> **Records to use**

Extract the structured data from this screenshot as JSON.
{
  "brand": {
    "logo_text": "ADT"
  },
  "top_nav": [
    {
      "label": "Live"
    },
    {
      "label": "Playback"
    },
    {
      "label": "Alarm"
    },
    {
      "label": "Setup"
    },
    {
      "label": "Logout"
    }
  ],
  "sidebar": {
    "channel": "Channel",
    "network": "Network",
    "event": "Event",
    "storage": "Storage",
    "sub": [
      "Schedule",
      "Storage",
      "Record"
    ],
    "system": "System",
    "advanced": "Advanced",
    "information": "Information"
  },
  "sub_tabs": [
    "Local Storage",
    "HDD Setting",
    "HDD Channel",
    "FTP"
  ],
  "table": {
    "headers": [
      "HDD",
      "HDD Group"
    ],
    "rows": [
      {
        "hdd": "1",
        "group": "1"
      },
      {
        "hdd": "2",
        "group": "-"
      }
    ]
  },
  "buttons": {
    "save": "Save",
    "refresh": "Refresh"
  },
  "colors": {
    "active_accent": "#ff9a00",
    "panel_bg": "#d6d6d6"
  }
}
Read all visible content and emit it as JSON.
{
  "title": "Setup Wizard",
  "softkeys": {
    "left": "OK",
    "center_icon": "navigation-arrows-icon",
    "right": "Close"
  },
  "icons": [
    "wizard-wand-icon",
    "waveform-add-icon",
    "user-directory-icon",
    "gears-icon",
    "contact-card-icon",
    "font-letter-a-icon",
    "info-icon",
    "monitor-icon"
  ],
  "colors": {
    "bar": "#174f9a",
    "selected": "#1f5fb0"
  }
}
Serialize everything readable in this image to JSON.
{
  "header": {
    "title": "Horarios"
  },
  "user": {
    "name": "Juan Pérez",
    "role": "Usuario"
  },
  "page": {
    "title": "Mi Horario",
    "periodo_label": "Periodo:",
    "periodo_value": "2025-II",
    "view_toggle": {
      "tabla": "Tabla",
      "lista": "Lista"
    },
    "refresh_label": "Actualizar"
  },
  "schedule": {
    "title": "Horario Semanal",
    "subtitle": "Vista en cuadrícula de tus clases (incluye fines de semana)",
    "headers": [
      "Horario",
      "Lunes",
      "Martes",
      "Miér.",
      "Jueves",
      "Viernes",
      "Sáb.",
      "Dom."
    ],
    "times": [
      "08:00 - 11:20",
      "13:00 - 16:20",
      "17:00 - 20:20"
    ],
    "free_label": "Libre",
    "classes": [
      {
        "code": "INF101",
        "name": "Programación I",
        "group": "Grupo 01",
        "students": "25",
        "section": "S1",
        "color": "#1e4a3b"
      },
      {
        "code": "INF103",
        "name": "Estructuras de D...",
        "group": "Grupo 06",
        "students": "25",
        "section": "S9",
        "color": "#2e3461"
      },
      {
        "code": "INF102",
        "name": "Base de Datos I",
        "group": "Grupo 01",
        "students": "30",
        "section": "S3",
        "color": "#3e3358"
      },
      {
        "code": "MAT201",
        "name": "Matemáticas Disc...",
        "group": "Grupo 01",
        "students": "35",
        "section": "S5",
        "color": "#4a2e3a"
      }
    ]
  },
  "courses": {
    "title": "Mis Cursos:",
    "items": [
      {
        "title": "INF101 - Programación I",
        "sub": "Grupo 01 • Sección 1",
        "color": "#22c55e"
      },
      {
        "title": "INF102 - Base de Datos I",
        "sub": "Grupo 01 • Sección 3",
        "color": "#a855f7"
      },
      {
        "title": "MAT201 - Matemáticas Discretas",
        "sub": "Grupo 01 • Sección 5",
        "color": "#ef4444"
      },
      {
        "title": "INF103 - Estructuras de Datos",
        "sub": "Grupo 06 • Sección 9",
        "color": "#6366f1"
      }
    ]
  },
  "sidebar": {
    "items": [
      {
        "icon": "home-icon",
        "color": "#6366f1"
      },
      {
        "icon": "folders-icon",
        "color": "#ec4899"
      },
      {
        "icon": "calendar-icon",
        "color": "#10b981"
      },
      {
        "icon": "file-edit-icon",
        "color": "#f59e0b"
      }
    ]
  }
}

> **Aim of the task**
Retype the material in full, character for character.

> **Written solution**
Extract the structured data from this screenshot as JSON.
{
  "brand": {
    "logo_text": "ADT"
  },
  "top_nav": [
    {
      "label": "Live"
    },
    {
      "label": "Playback"
    },
    {
      "label": "Alarm"
    },
    {
      "label": "Setup"
    },
    {
      "label": "Logout"
    }
  ],
  "sidebar": {
    "channel": "Channel",
    "network": "Network",
    "event": "Event",
    "storage": "Storage",
    "sub": [
      "Schedule",
      "Storage",
      "Record"
    ],
    "system": "System",
    "advanced": "Advanced",
    "information": "Information"
  },
  "sub_tabs": [
    "Local Storage",
    "HDD Setting",
    "HDD Channel",
    "FTP"
  ],
  "table": {
    "headers": [
      "HDD",
      "HDD Group"
    ],
    "rows": [
      {
        "hdd": "1",
        "group": "1"
      },
      {
        "hdd": "2",
        "group": "-"
      }
    ]
  },
  "buttons": {
    "save": "Save",
    "refresh": "Refresh"
  },
  "colors": {
    "active_accent": "#ff9a00",
    "panel_bg": "#d6d6d6"
  }
}
Read all visible content and emit it as JSON.
{
  "title": "Setup Wizard",
  "softkeys": {
    "left": "OK",
    "center_icon": "navigation-arrows-icon",
    "right": "Close"
  },
  "icons": [
    "wizard-wand-icon",
    "waveform-add-icon",
    "user-directory-icon",
    "gears-icon",
    "contact-card-icon",
    "font-letter-a-icon",
    "info-icon",
    "monitor-icon"
  ],
  "colors": {
    "bar": "#174f9a",
    "selected": "#1f5fb0"
  }
}
Serialize everything readable in this image to JSON.
{
  "header": {
    "title": "Horarios"
  },
  "user": {
    "name": "Juan Pérez",
    "role": "Usuario"
  },
  "page": {
    "title": "Mi Horario",
    "periodo_label": "Periodo:",
    "periodo_value": "2025-II",
    "view_toggle": {
      "tabla": "Tabla",
      "lista": "Lista"
    },
    "refresh_label": "Actualizar"
  },
  "schedule": {
    "title": "Horario Semanal",
    "subtitle": "Vista en cuadrícula de tus clases (incluye fines de semana)",
    "headers": [
      "Horario",
      "Lunes",
      "Martes",
      "Miér.",
      "Jueves",
      "Viernes",
      "Sáb.",
      "Dom."
    ],
    "times": [
      "08:00 - 11:20",
      "13:00 - 16:20",
      "17:00 - 20:20"
    ],
    "free_label": "Libre",
    "classes": [
      {
        "code": "INF101",
        "name": "Programación I",
        "group": "Grupo 01",
        "students": "25",
        "section": "S1",
        "color": "#1e4a3b"
      },
      {
        "code": "INF103",
        "name": "Estructuras de D...",
        "group": "Grupo 06",
        "students": "25",
        "section": "S9",
        "color": "#2e3461"
      },
      {
        "code": "INF102",
        "name": "Base de Datos I",
        "group": "Grupo 01",
        "students": "30",
        "section": "S3",
        "color": "#3e3358"
      },
      {
        "code": "MAT201",
        "name": "Matemáticas Disc...",
        "group": "Grupo 01",
        "students": "35",
        "section": "S5",
        "color": "#4a2e3a"
      }
    ]
  },
  "courses": {
    "title": "Mis Cursos:",
    "items": [
      {
        "title": "INF101 - Programación I",
        "sub": "Grupo 01 • Sección 1",
        "color": "#22c55e"
      },
      {
        "title": "INF102 - Base de Datos I",
        "sub": "Grupo 01 • Sección 3",
        "color": "#a855f7"
      },
      {
        "title": "MAT201 - Matemáticas Discretas",
        "sub": "Grupo 01 • Sección 5",
        "color": "#ef4444"
      },
      {
        "title": "INF103 - Estructuras de Datos",
        "sub": "Grupo 06 • Sección 9",
        "color": "#6366f1"
      }
    ]
  },
  "sidebar": {
    "items": [
      {
        "icon": "home-icon",
        "color": "#6366f1"
      },
      {
        "icon": "folders-icon",
        "color": "#ec4899"
      },
      {
        "icon": "calendar-icon",
        "color": "#10b981"
      },
      {
        "icon": "file-edit-icon",
        "color": "#f59e0b"
      }
    ]
  }
}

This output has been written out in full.